=== ENTRIES SHOWN ===

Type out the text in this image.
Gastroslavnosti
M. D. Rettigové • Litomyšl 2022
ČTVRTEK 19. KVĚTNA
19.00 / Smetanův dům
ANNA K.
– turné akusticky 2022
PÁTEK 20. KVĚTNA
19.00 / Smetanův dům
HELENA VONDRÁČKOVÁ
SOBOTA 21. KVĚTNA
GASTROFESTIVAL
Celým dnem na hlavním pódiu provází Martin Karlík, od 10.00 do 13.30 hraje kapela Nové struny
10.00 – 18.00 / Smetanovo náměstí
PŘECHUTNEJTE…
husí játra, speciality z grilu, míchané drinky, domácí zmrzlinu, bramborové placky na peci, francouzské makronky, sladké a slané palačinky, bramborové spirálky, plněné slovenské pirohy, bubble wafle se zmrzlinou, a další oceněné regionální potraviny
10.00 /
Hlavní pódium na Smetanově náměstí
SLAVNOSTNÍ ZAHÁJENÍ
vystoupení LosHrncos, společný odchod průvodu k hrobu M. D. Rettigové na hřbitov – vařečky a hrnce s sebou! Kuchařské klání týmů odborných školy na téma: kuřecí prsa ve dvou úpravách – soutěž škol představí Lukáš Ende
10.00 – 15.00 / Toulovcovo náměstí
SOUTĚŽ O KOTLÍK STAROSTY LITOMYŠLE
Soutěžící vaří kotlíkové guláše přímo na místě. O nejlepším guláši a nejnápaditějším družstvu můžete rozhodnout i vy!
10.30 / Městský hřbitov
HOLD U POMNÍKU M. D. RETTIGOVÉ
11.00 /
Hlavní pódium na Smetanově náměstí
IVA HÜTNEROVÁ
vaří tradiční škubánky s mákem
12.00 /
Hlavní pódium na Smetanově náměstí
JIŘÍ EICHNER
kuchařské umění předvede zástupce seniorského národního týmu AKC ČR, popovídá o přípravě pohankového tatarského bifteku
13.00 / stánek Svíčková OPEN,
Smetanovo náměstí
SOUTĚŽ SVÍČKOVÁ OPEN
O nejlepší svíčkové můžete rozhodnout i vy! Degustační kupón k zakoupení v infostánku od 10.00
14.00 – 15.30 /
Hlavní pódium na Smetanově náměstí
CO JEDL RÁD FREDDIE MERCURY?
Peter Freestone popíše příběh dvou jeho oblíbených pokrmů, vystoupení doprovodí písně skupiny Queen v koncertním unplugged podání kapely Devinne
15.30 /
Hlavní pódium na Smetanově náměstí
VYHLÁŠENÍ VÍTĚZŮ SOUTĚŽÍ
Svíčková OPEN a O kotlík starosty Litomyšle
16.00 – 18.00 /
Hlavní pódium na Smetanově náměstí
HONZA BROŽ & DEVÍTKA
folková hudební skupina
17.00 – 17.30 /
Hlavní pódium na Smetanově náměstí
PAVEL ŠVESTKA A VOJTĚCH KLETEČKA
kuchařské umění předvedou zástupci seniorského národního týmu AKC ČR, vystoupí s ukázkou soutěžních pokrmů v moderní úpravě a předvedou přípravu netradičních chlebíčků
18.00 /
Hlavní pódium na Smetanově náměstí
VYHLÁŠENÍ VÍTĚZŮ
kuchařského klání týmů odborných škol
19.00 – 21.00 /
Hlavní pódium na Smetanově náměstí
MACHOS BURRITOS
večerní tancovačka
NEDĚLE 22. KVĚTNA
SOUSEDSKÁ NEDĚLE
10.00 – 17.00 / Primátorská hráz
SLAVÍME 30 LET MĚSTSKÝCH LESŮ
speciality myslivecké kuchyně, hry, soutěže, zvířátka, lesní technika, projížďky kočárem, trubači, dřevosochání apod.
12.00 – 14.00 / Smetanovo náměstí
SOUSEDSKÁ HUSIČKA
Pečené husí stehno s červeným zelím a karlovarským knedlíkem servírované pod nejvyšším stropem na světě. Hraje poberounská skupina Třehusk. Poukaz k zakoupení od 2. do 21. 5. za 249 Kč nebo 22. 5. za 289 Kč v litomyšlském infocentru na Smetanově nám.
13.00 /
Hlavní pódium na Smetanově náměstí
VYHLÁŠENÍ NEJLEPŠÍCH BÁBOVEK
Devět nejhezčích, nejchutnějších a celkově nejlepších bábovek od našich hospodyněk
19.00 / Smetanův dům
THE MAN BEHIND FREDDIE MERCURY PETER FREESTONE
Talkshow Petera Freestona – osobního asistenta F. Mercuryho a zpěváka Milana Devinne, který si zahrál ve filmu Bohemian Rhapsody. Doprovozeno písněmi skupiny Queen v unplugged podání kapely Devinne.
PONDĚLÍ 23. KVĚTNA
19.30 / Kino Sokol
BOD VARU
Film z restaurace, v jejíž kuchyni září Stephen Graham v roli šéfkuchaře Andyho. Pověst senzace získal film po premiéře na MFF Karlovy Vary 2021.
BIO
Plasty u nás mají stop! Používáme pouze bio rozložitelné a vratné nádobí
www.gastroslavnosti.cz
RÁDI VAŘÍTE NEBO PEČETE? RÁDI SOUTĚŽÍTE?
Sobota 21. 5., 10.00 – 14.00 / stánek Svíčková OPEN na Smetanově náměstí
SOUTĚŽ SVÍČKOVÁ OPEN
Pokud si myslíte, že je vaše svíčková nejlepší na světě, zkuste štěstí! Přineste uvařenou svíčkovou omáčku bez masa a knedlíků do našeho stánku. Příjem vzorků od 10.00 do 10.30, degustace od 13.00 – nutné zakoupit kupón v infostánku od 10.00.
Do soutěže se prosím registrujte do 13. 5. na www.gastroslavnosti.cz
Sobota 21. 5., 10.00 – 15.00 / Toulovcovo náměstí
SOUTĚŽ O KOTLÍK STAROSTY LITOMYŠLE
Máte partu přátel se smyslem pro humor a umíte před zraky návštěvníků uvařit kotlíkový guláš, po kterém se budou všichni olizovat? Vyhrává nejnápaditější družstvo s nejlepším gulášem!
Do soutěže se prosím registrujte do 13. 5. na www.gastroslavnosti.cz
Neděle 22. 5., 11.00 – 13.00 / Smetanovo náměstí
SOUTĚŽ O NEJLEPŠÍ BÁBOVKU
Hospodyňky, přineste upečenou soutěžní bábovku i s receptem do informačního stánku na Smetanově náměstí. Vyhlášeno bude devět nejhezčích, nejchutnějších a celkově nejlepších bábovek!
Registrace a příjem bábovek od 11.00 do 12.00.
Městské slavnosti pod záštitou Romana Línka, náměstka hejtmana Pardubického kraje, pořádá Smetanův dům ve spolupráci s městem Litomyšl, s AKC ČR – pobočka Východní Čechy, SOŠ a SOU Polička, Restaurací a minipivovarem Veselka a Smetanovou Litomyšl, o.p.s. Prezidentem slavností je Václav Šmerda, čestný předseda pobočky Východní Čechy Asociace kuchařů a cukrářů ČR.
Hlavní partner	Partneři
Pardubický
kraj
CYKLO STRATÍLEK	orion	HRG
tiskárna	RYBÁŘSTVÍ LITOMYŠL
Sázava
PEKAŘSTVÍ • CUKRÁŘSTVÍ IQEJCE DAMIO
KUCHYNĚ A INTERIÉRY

===

PROBLEM STATEMENT: Every line of the material must be returned exactly as it appears.

EXERCISE RESULT:
Type out the text in this image.
Gastroslavnosti
M. D. Rettigové • Litomyšl 2022
ČTVRTEK 19. KVĚTNA
19.00 / Smetanův dům
ANNA K.
– turné akusticky 2022
PÁTEK 20. KVĚTNA
19.00 / Smetanův dům
HELENA VONDRÁČKOVÁ
SOBOTA 21. KVĚTNA
GASTROFESTIVAL
Celým dnem na hlavním pódiu provází Martin Karlík, od 10.00 do 13.30 hraje kapela Nové struny
10.00 – 18.00 / Smetanovo náměstí
PŘECHUTNEJTE…
husí játra, speciality z grilu, míchané drinky, domácí zmrzlinu, bramborové placky na peci, francouzské makronky, sladké a slané palačinky, bramborové spirálky, plněné slovenské pirohy, bubble wafle se zmrzlinou, a další oceněné regionální potraviny
10.00 /
Hlavní pódium na Smetanově náměstí
SLAVNOSTNÍ ZAHÁJENÍ
vystoupení LosHrncos, společný odchod průvodu k hrobu M. D. Rettigové na hřbitov – vařečky a hrnce s sebou! Kuchařské klání týmů odborných školy na téma: kuřecí prsa ve dvou úpravách – soutěž škol představí Lukáš Ende
10.00 – 15.00 / Toulovcovo náměstí
SOUTĚŽ O KOTLÍK STAROSTY LITOMYŠLE
Soutěžící vaří kotlíkové guláše přímo na místě. O nejlepším guláši a nejnápaditějším družstvu můžete rozhodnout i vy!
10.30 / Městský hřbitov
HOLD U POMNÍKU M. D. RETTIGOVÉ
11.00 /
Hlavní pódium na Smetanově náměstí
IVA HÜTNEROVÁ
vaří tradiční škubánky s mákem
12.00 /
Hlavní pódium na Smetanově náměstí
JIŘÍ EICHNER
kuchařské umění předvede zástupce seniorského národního týmu AKC ČR, popovídá o přípravě pohankového tatarského bifteku
13.00 / stánek Svíčková OPEN,
Smetanovo náměstí
SOUTĚŽ SVÍČKOVÁ OPEN
O nejlepší svíčkové můžete rozhodnout i vy! Degustační kupón k zakoupení v infostánku od 10.00
14.00 – 15.30 /
Hlavní pódium na Smetanově náměstí
CO JEDL RÁD FREDDIE MERCURY?
Peter Freestone popíše příběh dvou jeho oblíbených pokrmů, vystoupení doprovodí písně skupiny Queen v koncertním unplugged podání kapely Devinne
15.30 /
Hlavní pódium na Smetanově náměstí
VYHLÁŠENÍ VÍTĚZŮ SOUTĚŽÍ
Svíčková OPEN a O kotlík starosty Litomyšle
16.00 – 18.00 /
Hlavní pódium na Smetanově náměstí
HONZA BROŽ & DEVÍTKA
folková hudební skupina
17.00 – 17.30 /
Hlavní pódium na Smetanově náměstí
PAVEL ŠVESTKA A VOJTĚCH KLETEČKA
kuchařské umění předvedou zástupci seniorského národního týmu AKC ČR, vystoupí s ukázkou soutěžních pokrmů v moderní úpravě a předvedou přípravu netradičních chlebíčků
18.00 /
Hlavní pódium na Smetanově náměstí
VYHLÁŠENÍ VÍTĚZŮ
kuchařského klání týmů odborných škol
19.00 – 21.00 /
Hlavní pódium na Smetanově náměstí
MACHOS BURRITOS
večerní tancovačka
NEDĚLE 22. KVĚTNA
SOUSEDSKÁ NEDĚLE
10.00 – 17.00 / Primátorská hráz
SLAVÍME 30 LET MĚSTSKÝCH LESŮ
speciality myslivecké kuchyně, hry, soutěže, zvířátka, lesní technika, projížďky kočárem, trubači, dřevosochání apod.
12.00 – 14.00 / Smetanovo náměstí
SOUSEDSKÁ HUSIČKA
Pečené husí stehno s červeným zelím a karlovarským knedlíkem servírované pod nejvyšším stropem na světě. Hraje poberounská skupina Třehusk. Poukaz k zakoupení od 2. do 21. 5. za 249 Kč nebo 22. 5. za 289 Kč v litomyšlském infocentru na Smetanově nám.
13.00 /
Hlavní pódium na Smetanově náměstí
VYHLÁŠENÍ NEJLEPŠÍCH BÁBOVEK
Devět nejhezčích, nejchutnějších a celkově nejlepších bábovek od našich hospodyněk
19.00 / Smetanův dům
THE MAN BEHIND FREDDIE MERCURY PETER FREESTONE
Talkshow Petera Freestona – osobního asistenta F. Mercuryho a zpěváka Milana Devinne, který si zahrál ve filmu Bohemian Rhapsody. Doprovozeno písněmi skupiny Queen v unplugged podání kapely Devinne.
PONDĚLÍ 23. KVĚTNA
19.30 / Kino Sokol
BOD VARU
Film z restaurace, v jejíž kuchyni září Stephen Graham v roli šéfkuchaře Andyho. Pověst senzace získal film po premiéře na MFF Karlovy Vary 2021.
BIO
Plasty u nás mají stop! Používáme pouze bio rozložitelné a vratné nádobí
www.gastroslavnosti.cz
RÁDI VAŘÍTE NEBO PEČETE? RÁDI SOUTĚŽÍTE?
Sobota 21. 5., 10.00 – 14.00 / stánek Svíčková OPEN na Smetanově náměstí
SOUTĚŽ SVÍČKOVÁ OPEN
Pokud si myslíte, že je vaše svíčková nejlepší na světě, zkuste štěstí! Přineste uvařenou svíčkovou omáčku bez masa a knedlíků do našeho stánku. Příjem vzorků od 10.00 do 10.30, degustace od 13.00 – nutné zakoupit kupón v infostánku od 10.00.
Do soutěže se prosím registrujte do 13. 5. na www.gastroslavnosti.cz
Sobota 21. 5., 10.00 – 15.00 / Toulovcovo náměstí
SOUTĚŽ O KOTLÍK STAROSTY LITOMYŠLE
Máte partu přátel se smyslem pro humor a umíte před zraky návštěvníků uvařit kotlíkový guláš, po kterém se budou všichni olizovat? Vyhrává nejnápaditější družstvo s nejlepším gulášem!
Do soutěže se prosím registrujte do 13. 5. na www.gastroslavnosti.cz
Neděle 22. 5., 11.00 – 13.00 / Smetanovo náměstí
SOUTĚŽ O NEJLEPŠÍ BÁBOVKU
Hospodyňky, přineste upečenou soutěžní bábovku i s receptem do informačního stánku na Smetanově náměstí. Vyhlášeno bude devět nejhezčích, nejchutnějších a celkově nejlepších bábovek!
Registrace a příjem bábovek od 11.00 do 12.00.
Městské slavnosti pod záštitou Romana Línka, náměstka hejtmana Pardubického kraje, pořádá Smetanův dům ve spolupráci s městem Litomyšl, s AKC ČR – pobočka Východní Čechy, SOŠ a SOU Polička, Restaurací a minipivovarem Veselka a Smetanovou Litomyšl, o.p.s. Prezidentem slavností je Václav Šmerda, čestný předseda pobočky Východní Čechy Asociace kuchařů a cukrářů ČR.
Hlavní partner	Partneři
Pardubický
kraj
CYKLO STRATÍLEK	orion	HRG
tiskárna	RYBÁŘSTVÍ LITOMYŠL
Sázava
PEKAŘSTVÍ • CUKRÁŘSTVÍ IQEJCE DAMIO
KUCHYNĚ A INTERIÉRY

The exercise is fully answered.